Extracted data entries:
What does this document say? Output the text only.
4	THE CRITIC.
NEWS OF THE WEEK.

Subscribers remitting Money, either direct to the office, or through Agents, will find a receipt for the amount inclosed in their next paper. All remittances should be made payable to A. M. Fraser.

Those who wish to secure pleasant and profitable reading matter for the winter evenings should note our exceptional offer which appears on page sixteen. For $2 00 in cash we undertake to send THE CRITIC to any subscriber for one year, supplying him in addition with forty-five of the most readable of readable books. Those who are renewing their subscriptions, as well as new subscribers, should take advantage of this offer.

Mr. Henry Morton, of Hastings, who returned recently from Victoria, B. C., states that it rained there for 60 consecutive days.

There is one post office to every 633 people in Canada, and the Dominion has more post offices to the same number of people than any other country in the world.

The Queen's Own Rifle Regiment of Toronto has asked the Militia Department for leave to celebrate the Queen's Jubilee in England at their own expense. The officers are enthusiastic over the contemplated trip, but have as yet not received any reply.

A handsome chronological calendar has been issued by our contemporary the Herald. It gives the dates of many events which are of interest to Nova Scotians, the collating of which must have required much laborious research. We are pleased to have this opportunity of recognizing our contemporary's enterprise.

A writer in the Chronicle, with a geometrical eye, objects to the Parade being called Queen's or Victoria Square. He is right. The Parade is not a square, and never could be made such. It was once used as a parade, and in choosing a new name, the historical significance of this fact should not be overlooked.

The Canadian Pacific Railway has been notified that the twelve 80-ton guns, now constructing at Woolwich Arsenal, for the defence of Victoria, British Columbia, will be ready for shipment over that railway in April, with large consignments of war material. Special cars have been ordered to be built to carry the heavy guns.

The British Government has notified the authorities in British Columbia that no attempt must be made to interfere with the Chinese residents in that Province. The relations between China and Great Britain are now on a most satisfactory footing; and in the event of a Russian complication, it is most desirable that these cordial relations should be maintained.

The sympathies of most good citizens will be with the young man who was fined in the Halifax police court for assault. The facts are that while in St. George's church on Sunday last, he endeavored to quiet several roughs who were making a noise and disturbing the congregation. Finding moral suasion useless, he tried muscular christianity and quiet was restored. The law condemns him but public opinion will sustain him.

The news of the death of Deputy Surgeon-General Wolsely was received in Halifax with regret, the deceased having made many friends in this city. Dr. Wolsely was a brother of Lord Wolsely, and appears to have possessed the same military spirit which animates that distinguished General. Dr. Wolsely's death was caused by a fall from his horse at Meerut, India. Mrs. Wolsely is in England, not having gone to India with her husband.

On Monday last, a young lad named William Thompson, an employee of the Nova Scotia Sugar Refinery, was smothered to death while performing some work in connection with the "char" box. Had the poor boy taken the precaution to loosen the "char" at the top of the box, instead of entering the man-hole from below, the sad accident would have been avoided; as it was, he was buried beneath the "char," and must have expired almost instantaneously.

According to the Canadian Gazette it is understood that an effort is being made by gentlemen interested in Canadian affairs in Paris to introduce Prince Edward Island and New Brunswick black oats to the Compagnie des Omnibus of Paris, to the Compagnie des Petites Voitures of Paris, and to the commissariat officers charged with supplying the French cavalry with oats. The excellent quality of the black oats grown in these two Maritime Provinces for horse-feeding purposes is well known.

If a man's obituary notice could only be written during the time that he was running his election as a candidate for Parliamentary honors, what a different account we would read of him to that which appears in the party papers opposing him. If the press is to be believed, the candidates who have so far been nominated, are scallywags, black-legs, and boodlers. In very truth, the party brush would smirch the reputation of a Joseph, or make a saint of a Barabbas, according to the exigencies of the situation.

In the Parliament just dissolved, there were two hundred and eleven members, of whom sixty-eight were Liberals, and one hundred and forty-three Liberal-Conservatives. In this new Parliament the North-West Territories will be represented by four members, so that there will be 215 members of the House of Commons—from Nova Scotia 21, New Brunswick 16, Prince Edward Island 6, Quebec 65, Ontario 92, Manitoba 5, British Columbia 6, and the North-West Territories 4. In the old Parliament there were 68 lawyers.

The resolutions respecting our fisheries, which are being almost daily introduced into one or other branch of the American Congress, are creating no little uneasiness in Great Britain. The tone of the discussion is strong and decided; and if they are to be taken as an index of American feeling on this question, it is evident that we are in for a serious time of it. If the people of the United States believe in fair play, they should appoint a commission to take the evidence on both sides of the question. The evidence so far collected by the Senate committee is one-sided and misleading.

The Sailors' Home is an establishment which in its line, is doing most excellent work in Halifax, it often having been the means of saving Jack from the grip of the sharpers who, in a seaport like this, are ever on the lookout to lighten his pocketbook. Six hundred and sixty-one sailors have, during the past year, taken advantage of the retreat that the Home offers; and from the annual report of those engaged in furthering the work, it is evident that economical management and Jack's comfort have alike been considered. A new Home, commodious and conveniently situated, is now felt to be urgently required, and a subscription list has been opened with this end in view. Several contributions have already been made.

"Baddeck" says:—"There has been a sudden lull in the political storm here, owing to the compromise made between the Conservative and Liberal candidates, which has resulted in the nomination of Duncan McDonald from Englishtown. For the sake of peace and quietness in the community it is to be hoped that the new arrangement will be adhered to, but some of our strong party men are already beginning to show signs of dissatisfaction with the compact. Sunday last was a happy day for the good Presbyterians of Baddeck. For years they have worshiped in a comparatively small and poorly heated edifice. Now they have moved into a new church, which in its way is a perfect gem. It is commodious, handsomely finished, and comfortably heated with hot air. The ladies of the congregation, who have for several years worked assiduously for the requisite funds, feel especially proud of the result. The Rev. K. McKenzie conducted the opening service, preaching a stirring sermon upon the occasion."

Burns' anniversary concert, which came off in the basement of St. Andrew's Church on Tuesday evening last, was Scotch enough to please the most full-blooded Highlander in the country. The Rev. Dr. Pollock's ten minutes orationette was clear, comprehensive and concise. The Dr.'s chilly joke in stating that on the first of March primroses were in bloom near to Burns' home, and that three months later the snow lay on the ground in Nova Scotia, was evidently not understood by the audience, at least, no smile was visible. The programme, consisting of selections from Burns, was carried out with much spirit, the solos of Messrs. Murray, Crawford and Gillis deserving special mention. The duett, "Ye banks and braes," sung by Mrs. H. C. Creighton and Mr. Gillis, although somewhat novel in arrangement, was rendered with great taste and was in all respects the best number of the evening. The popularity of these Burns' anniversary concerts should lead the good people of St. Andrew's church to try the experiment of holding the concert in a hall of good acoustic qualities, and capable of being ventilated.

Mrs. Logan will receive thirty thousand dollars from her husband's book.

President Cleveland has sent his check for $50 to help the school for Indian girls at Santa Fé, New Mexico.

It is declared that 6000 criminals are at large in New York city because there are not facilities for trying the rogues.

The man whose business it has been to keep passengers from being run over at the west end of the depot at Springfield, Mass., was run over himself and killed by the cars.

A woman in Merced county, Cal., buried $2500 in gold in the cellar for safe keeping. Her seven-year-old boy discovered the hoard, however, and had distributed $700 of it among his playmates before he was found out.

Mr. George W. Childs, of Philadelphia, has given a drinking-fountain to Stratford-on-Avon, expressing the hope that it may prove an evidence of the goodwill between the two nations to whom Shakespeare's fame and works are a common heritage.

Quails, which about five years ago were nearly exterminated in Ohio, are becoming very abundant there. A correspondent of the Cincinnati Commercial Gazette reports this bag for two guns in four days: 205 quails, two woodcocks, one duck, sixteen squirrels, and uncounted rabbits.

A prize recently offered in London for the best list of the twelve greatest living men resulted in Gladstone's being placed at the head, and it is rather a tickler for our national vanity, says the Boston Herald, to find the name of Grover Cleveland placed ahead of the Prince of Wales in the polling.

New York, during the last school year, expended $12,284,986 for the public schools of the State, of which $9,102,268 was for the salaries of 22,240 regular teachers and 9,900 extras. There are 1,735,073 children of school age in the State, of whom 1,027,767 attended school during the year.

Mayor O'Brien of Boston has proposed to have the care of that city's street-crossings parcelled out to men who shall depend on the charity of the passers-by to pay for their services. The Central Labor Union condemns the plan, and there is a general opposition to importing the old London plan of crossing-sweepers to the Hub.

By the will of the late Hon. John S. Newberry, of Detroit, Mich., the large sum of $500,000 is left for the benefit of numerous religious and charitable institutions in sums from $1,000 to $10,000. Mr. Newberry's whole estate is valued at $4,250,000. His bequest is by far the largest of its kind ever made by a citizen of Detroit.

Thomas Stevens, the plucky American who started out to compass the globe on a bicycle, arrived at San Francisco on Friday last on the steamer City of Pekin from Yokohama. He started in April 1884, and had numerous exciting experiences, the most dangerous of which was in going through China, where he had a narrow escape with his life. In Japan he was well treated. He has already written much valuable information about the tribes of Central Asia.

**THE EXERCISE**. In how many lines of the data does the string "guns" appear? Give only the number.

**THE REPLY**. 2